■ **WHAT IS BEING ASKED**
Repeat each line of the material exactly.
-- Start MATERIAL --
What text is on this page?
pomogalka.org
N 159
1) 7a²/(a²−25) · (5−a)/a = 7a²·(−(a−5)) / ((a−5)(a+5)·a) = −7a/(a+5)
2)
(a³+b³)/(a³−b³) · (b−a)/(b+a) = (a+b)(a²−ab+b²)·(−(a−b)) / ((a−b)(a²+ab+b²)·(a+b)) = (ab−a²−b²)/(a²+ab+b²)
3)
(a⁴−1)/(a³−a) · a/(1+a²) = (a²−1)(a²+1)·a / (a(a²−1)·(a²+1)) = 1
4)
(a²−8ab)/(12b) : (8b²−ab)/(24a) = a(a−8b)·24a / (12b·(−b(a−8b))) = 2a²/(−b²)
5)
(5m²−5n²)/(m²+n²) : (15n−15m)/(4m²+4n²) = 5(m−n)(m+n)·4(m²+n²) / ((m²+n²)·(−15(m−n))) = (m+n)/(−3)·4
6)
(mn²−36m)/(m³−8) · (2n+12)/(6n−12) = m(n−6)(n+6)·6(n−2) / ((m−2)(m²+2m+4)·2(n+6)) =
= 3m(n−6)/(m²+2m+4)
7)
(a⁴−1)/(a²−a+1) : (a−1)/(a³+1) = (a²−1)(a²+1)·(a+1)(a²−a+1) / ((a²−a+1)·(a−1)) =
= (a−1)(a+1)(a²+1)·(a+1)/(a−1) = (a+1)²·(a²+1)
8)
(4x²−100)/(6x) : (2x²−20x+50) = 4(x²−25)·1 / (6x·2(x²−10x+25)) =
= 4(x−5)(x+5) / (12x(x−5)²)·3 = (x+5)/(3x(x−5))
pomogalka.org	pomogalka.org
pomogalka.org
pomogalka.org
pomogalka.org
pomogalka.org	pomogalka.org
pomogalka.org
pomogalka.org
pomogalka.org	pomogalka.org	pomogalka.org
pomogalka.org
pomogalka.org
-- End MATERIAL --
■ **THE RESULT**
What text is on this page?
pomogalka.org
N 159
1) 7a²/(a²−25) · (5−a)/a = 7a²·(−(a−5)) / ((a−5)(a+5)·a) = −7a/(a+5)
2)
(a³+b³)/(a³−b³) · (b−a)/(b+a) = (a+b)(a²−ab+b²)·(−(a−b)) / ((a−b)(a²+ab+b²)·(a+b)) = (ab−a²−b²)/(a²+ab+b²)
3)
(a⁴−1)/(a³−a) · a/(1+a²) = (a²−1)(a²+1)·a / (a(a²−1)·(a²+1)) = 1
4)
(a²−8ab)/(12b) : (8b²−ab)/(24a) = a(a−8b)·24a / (12b·(−b(a−8b))) = 2a²/(−b²)
5)
(5m²−5n²)/(m²+n²) : (15n−15m)/(4m²+4n²) = 5(m−n)(m+n)·4(m²+n²) / ((m²+n²)·(−15(m−n))) = (m+n)/(−3)·4
6)
(mn²−36m)/(m³−8) · (2n+12)/(6n−12) = m(n−6)(n+6)·6(n−2) / ((m−2)(m²+2m+4)·2(n+6)) =
= 3m(n−6)/(m²+2m+4)
7)
(a⁴−1)/(a²−a+1) : (a−1)/(a³+1) = (a²−1)(a²+1)·(a+1)(a²−a+1) / ((a²−a+1)·(a−1)) =
= (a−1)(a+1)(a²+1)·(a+1)/(a−1) = (a+1)²·(a²+1)
8)
(4x²−100)/(6x) : (2x²−20x+50) = 4(x²−25)·1 / (6x·2(x²−10x+25)) =
= 4(x−5)(x+5) / (12x(x−5)²)·3 = (x+5)/(3x(x−5))
pomogalka.org	pomogalka.org
pomogalka.org
pomogalka.org
pomogalka.org
pomogalka.org	pomogalka.org
pomogalka.org
pomogalka.org
pomogalka.org	pomogalka.org	pomogalka.org
pomogalka.org
pomogalka.org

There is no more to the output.